Quote the rows starting at the line containing "give me the" and ending at the line containing "team-point-label: WAS (632, 323, 657, 334)", both included, without changing a character.

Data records
>>
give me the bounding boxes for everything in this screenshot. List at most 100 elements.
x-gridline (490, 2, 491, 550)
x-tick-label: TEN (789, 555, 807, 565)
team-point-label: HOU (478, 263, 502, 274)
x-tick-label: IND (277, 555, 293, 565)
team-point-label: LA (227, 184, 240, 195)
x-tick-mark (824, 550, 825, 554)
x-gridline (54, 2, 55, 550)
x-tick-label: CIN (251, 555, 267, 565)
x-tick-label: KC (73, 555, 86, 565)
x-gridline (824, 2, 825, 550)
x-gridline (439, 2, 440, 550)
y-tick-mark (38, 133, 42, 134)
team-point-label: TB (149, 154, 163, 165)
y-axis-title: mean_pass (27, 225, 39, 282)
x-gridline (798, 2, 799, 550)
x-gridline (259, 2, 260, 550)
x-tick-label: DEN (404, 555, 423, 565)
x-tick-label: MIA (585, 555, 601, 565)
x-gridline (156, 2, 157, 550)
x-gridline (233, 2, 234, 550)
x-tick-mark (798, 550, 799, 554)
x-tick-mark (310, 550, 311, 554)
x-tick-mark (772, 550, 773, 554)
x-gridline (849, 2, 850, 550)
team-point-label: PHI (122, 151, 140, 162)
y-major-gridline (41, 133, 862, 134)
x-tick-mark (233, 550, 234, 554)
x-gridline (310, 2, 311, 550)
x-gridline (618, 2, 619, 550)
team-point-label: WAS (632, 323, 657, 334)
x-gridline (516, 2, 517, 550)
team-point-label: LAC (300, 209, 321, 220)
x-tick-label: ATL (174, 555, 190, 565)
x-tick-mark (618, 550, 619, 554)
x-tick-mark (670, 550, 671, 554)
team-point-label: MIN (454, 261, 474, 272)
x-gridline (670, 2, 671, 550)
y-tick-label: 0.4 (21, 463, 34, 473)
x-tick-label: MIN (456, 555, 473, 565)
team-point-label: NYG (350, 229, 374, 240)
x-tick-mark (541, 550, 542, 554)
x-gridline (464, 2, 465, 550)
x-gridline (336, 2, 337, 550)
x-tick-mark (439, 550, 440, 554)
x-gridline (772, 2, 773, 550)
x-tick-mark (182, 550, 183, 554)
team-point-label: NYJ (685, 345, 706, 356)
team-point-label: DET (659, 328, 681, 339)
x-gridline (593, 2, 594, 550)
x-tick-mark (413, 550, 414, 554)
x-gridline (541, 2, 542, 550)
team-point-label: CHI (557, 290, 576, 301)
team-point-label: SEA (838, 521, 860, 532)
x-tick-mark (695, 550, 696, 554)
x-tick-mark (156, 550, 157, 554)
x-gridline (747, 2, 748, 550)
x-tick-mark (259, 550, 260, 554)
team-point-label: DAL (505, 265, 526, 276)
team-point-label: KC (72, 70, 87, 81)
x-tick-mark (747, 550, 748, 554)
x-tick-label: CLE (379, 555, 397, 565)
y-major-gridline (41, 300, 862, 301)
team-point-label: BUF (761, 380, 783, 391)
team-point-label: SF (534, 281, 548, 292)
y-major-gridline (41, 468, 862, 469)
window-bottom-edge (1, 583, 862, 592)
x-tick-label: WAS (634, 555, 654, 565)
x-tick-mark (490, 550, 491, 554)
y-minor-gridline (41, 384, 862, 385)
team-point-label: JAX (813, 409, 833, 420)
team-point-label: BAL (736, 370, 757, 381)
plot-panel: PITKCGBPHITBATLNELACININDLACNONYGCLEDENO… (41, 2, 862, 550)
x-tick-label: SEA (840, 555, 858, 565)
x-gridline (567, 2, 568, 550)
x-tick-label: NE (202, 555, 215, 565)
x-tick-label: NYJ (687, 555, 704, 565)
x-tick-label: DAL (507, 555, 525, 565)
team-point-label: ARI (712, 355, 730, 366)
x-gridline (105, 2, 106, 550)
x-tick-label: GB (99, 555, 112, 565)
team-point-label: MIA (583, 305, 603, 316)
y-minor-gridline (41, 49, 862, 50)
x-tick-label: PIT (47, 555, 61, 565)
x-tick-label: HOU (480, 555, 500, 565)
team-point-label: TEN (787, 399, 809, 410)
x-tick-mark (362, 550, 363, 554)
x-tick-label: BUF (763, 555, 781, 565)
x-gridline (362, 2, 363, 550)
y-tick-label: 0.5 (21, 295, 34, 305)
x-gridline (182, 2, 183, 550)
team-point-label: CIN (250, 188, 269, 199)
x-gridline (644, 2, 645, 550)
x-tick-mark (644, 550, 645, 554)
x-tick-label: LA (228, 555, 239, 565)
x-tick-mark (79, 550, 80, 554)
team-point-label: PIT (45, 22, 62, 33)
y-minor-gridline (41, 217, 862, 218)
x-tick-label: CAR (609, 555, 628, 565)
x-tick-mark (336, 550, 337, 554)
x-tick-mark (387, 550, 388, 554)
<<
>>
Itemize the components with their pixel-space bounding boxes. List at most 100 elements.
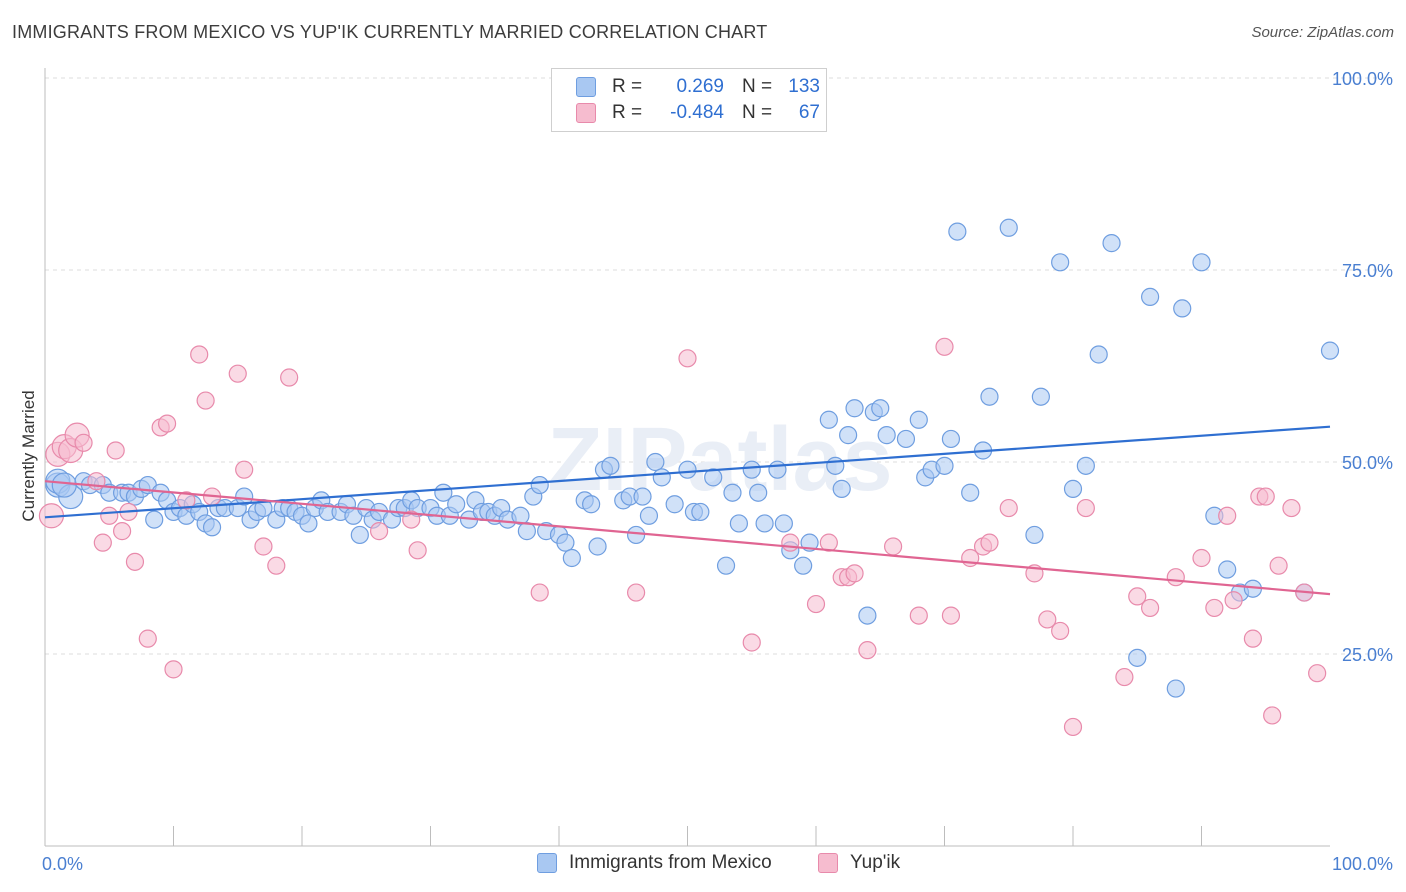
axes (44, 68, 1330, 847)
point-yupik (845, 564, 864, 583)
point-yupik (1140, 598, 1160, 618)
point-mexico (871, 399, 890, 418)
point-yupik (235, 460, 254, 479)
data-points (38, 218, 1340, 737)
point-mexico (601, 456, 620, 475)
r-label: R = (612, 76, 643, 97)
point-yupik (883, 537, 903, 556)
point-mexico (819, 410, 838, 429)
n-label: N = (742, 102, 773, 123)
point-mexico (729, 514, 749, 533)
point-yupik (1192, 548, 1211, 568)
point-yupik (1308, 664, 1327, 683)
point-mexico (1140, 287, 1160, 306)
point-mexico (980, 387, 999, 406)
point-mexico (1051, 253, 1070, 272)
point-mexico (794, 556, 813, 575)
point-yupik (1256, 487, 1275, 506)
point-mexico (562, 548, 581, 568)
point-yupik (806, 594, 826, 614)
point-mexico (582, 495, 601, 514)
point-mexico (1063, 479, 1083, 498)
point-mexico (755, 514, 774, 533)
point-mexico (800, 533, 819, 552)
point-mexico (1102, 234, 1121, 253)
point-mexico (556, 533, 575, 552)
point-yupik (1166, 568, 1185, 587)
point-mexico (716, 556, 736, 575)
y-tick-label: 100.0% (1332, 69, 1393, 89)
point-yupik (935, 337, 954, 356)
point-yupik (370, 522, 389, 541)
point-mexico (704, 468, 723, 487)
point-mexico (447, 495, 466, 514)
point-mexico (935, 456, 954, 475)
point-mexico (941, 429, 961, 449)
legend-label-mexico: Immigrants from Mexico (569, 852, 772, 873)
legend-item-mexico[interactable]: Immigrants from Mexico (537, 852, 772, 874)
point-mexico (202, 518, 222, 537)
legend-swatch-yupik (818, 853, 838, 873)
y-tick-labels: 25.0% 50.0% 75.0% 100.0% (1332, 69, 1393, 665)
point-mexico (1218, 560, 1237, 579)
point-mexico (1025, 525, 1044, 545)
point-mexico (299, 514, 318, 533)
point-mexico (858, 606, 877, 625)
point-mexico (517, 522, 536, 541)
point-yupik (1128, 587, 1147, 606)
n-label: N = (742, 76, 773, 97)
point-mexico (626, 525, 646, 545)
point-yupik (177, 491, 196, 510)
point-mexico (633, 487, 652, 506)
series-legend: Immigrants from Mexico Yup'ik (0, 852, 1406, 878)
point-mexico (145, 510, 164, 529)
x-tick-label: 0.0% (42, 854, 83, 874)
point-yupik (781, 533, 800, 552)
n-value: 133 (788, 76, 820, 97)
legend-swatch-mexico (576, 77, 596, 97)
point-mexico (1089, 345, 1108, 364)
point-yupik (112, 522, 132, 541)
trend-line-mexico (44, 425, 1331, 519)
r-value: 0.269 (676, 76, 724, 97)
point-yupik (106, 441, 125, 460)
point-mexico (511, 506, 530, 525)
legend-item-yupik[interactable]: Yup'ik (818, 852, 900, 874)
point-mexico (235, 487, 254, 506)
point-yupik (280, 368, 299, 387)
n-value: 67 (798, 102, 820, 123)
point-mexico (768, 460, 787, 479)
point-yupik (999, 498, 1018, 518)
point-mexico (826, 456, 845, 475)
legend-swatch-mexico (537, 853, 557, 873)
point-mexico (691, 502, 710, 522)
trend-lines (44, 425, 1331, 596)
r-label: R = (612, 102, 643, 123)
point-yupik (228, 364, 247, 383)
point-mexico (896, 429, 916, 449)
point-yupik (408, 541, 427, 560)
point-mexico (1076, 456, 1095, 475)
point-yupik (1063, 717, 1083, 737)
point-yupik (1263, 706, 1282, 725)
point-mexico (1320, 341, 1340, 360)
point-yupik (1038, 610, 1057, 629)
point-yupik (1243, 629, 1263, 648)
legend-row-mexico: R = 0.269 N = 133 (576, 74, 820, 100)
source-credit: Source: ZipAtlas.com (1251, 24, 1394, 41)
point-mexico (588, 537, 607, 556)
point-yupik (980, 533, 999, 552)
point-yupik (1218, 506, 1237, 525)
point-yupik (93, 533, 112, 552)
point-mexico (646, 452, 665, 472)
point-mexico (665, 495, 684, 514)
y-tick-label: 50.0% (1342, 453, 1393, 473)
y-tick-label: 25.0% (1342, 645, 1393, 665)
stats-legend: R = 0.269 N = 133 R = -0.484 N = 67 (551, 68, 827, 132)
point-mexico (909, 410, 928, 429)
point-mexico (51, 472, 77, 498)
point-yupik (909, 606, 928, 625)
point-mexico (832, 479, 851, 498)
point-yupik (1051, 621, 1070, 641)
<<
> OUTPUT FOR THIS EXERCISE:
give me the bounding boxes for everything in this screenshot. List at most 100 elements.
x-gridline (490, 2, 491, 550)
x-tick-label: TEN (789, 555, 807, 565)
team-point-label: HOU (478, 263, 502, 274)
x-tick-label: IND (277, 555, 293, 565)
team-point-label: LA (227, 184, 240, 195)
x-tick-mark (824, 550, 825, 554)
x-gridline (54, 2, 55, 550)
x-tick-label: CIN (251, 555, 267, 565)
x-tick-label: KC (73, 555, 86, 565)
x-gridline (824, 2, 825, 550)
x-gridline (439, 2, 440, 550)
y-tick-mark (38, 133, 42, 134)
team-point-label: TB (149, 154, 163, 165)
y-axis-title: mean_pass (27, 225, 39, 282)
x-gridline (798, 2, 799, 550)
x-gridline (259, 2, 260, 550)
x-tick-label: DEN (404, 555, 423, 565)
x-tick-label: MIA (585, 555, 601, 565)
x-gridline (156, 2, 157, 550)
x-gridline (233, 2, 234, 550)
x-tick-mark (798, 550, 799, 554)
x-tick-mark (310, 550, 311, 554)
x-tick-mark (772, 550, 773, 554)
x-gridline (849, 2, 850, 550)
team-point-label: PHI (122, 151, 140, 162)
y-major-gridline (41, 133, 862, 134)
x-tick-mark (233, 550, 234, 554)
x-gridline (310, 2, 311, 550)
x-gridline (618, 2, 619, 550)
team-point-label: WAS (632, 323, 657, 334)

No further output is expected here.